SUPPLIED DATA |
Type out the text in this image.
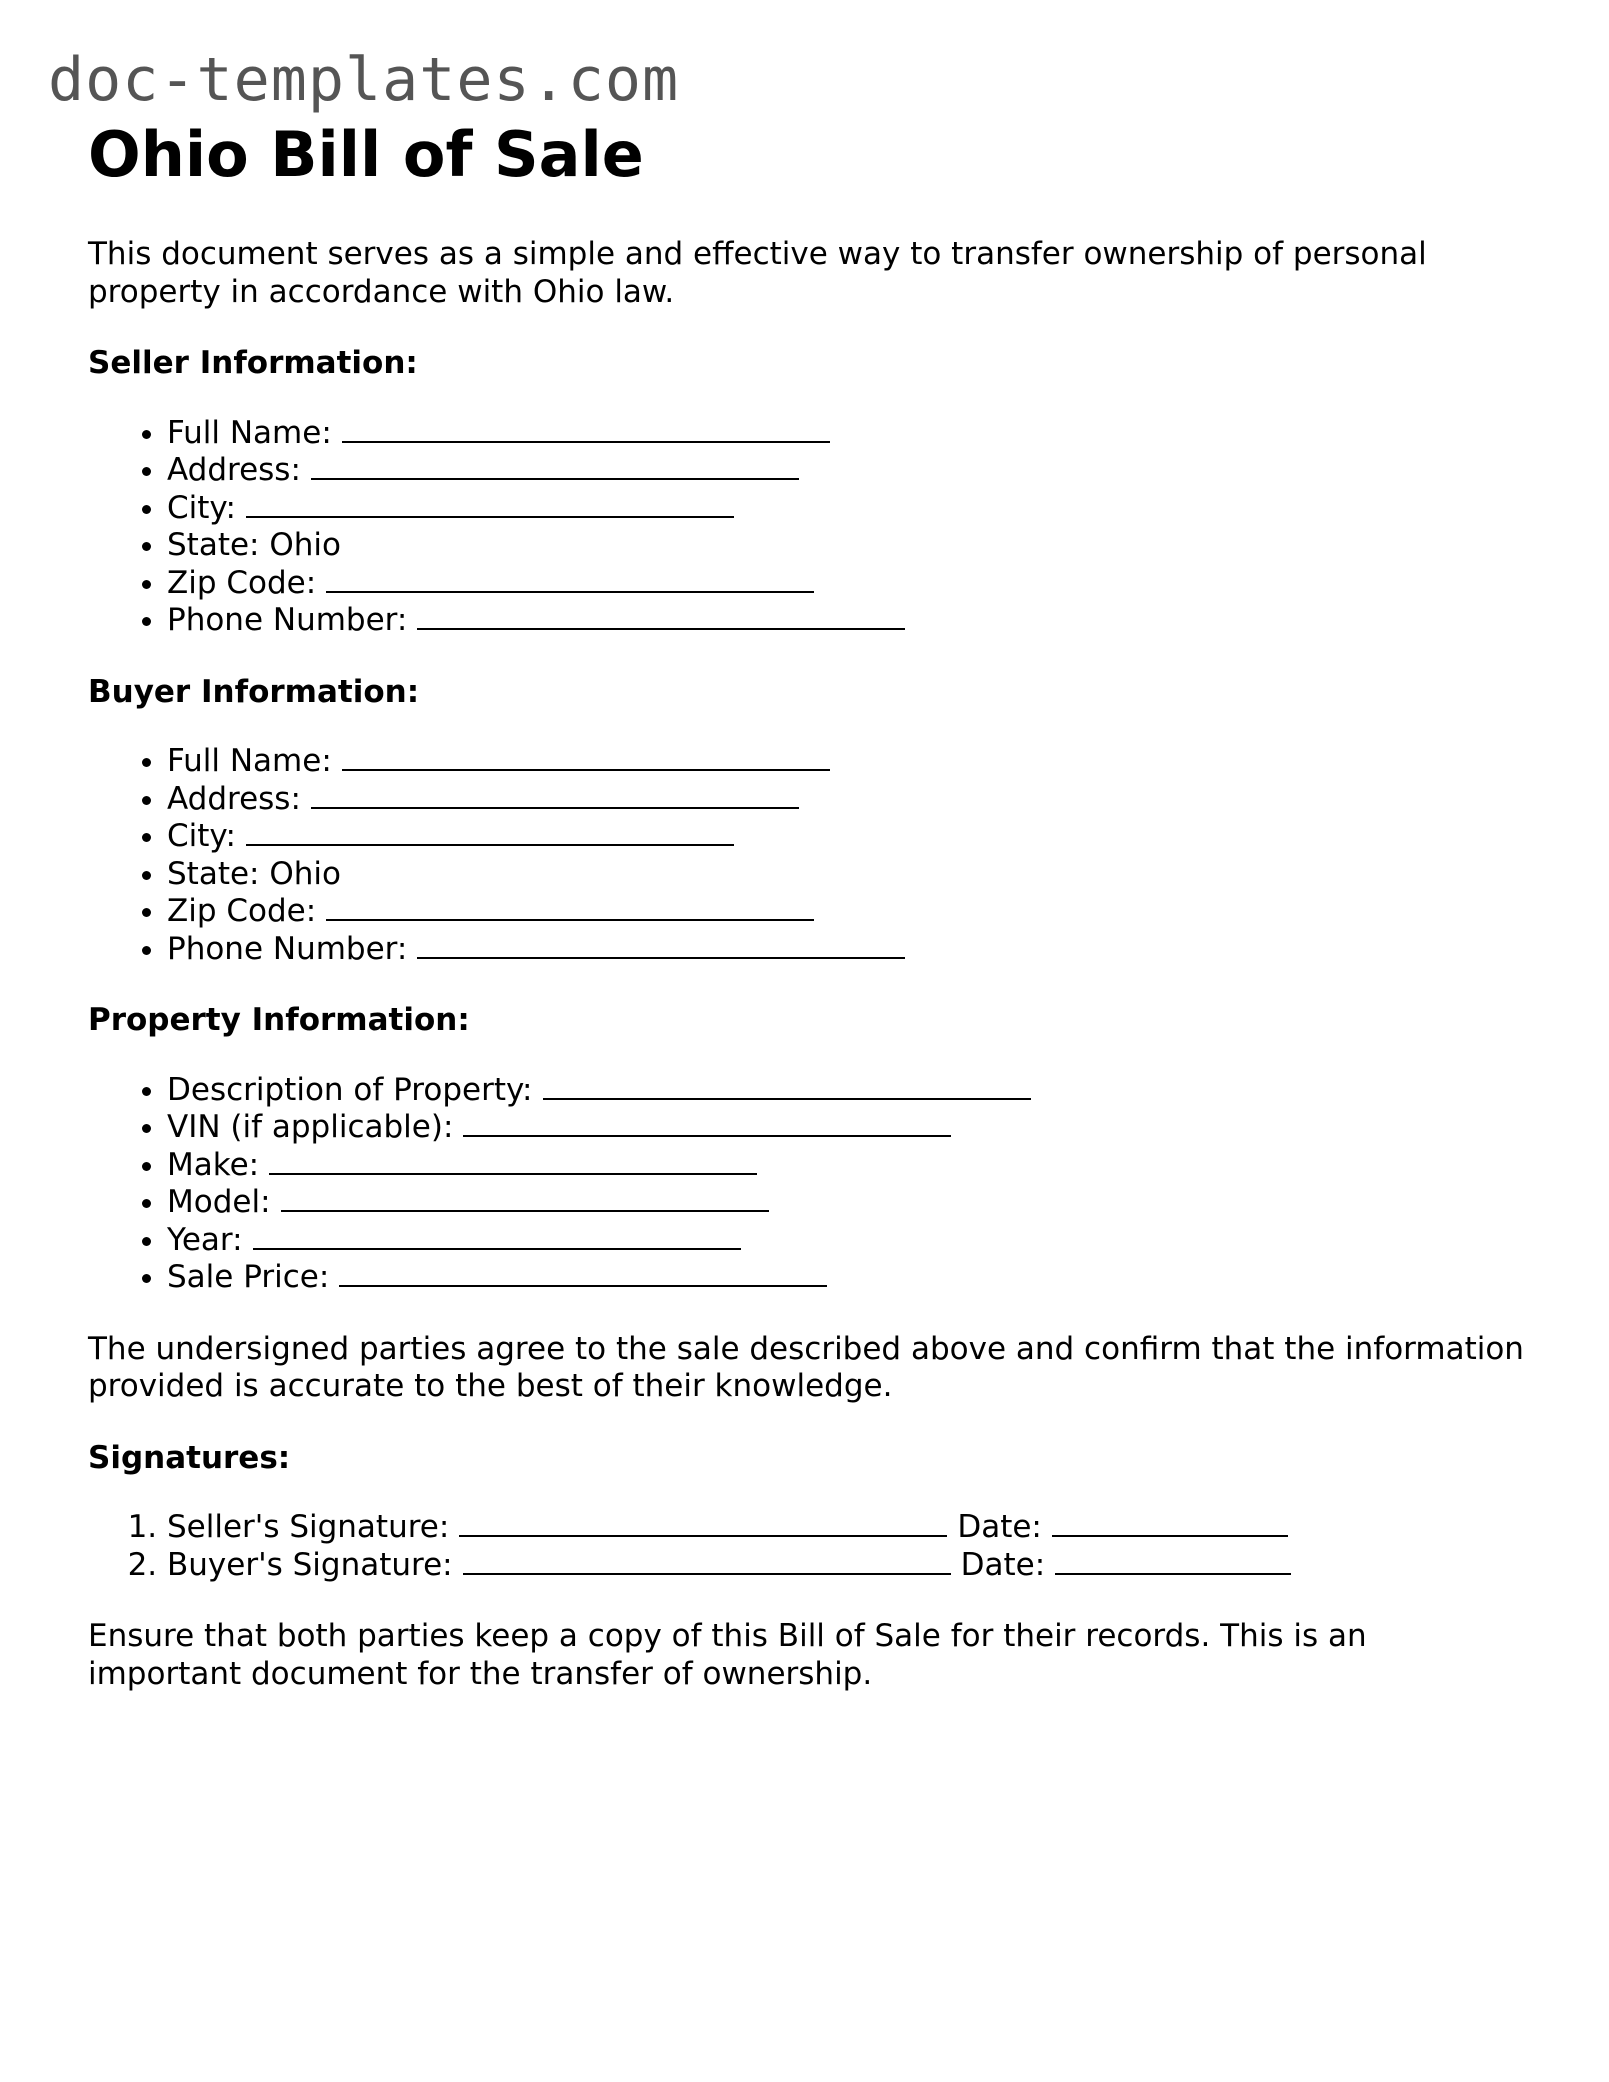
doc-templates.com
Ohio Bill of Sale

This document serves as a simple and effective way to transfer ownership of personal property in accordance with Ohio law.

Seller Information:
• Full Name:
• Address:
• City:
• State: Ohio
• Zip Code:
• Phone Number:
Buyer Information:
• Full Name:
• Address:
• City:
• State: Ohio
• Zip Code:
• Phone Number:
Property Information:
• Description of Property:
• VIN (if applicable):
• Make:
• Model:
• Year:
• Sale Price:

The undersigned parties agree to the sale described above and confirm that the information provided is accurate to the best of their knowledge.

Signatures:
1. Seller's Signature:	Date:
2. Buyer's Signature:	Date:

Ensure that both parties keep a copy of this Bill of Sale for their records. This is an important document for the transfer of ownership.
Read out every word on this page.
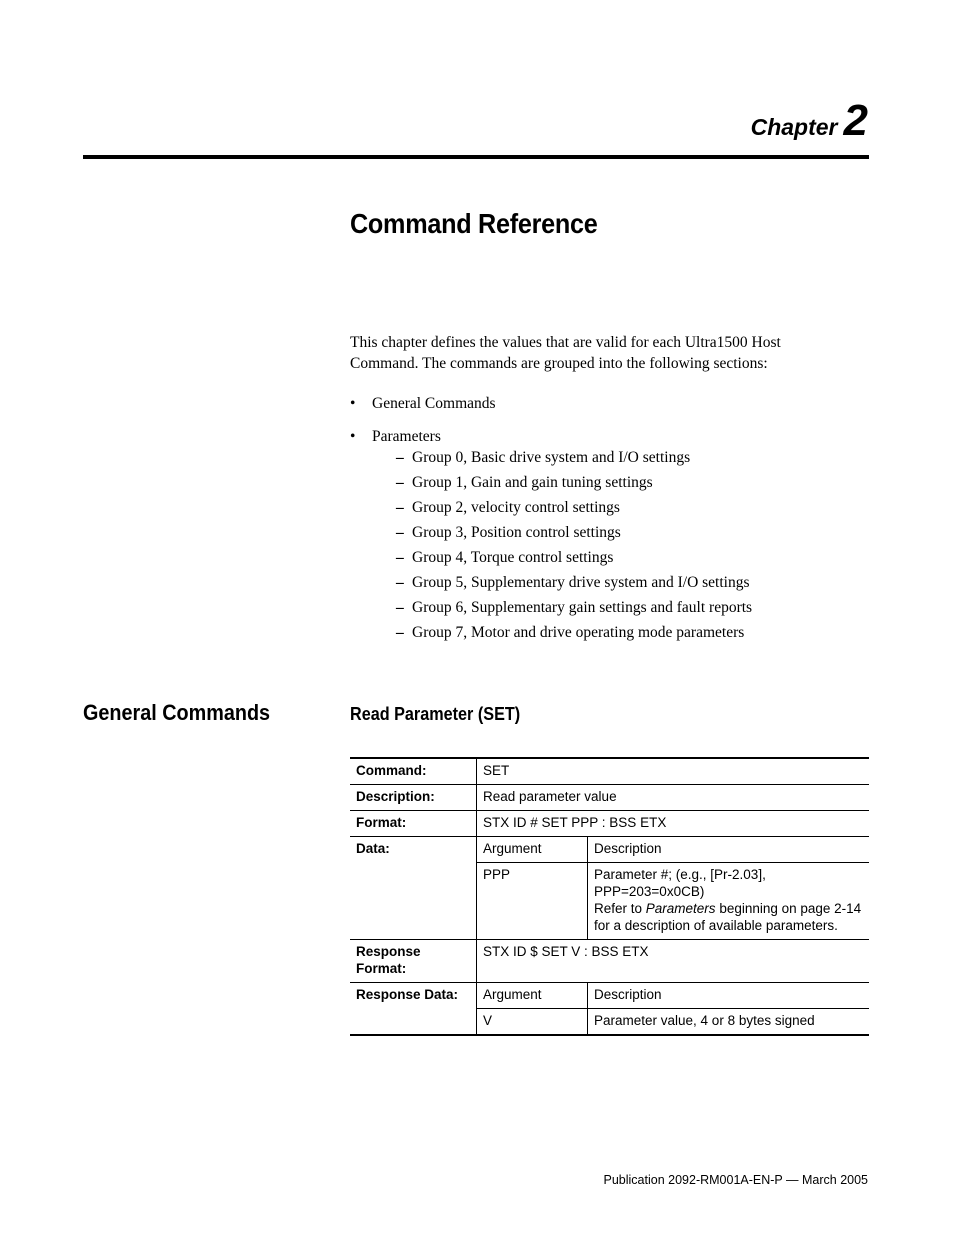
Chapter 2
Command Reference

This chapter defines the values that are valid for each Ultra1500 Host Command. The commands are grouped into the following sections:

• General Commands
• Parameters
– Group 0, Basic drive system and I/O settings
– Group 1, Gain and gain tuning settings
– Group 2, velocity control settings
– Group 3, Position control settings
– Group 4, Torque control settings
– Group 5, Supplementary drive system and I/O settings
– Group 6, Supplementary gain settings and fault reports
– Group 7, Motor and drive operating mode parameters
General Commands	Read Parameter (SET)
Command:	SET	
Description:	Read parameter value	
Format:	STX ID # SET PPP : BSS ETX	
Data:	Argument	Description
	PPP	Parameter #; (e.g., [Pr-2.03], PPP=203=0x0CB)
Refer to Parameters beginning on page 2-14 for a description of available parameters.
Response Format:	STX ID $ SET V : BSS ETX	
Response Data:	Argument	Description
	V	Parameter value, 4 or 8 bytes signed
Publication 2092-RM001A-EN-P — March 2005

INSTRUCTIONS TO FOLLOW | Omit each picture, then return all of the listing exactly as it stands.

RESULT FOR THIS EXERCISE |
Type out the text in this image.
doc-templates.com
Ohio Bill of Sale

This document serves as a simple and effective way to transfer ownership of personal property in accordance with Ohio law.

Seller Information:
• Full Name:
• Address:
• City:
• State: Ohio
• Zip Code:
• Phone Number:
Buyer Information:
• Full Name:
• Address:
• City:
• State: Ohio
• Zip Code:
• Phone Number:
Property Information:
• Description of Property:
• VIN (if applicable):
• Make:
• Model:
• Year:
• Sale Price:

The undersigned parties agree to the sale described above and confirm that the information provided is accurate to the best of their knowledge.

Signatures:
1. Seller's Signature:	Date:
2. Buyer's Signature:	Date:

Ensure that both parties keep a copy of this Bill of Sale for their records. This is an important document for the transfer of ownership.
Read out every word on this page.
Chapter 2
Command Reference

This chapter defines the values that are valid for each Ultra1500 Host Command. The commands are grouped into the following sections:

• General Commands
• Parameters
– Group 0, Basic drive system and I/O settings
– Group 1, Gain and gain tuning settings
– Group 2, velocity control settings
– Group 3, Position control settings
– Group 4, Torque control settings
– Group 5, Supplementary drive system and I/O settings
– Group 6, Supplementary gain settings and fault reports
– Group 7, Motor and drive operating mode parameters
General Commands	Read Parameter (SET)
Command:	SET	
Description:	Read parameter value	
Format:	STX ID # SET PPP : BSS ETX	
Data:	Argument	Description
	PPP	Parameter #; (e.g., [Pr-2.03], PPP=203=0x0CB)
Refer to Parameters beginning on page 2-14 for a description of available parameters.
Response Format:	STX ID $ SET V : BSS ETX	
Response Data:	Argument	Description
	V	Parameter value, 4 or 8 bytes signed
Publication 2092-RM001A-EN-P — March 2005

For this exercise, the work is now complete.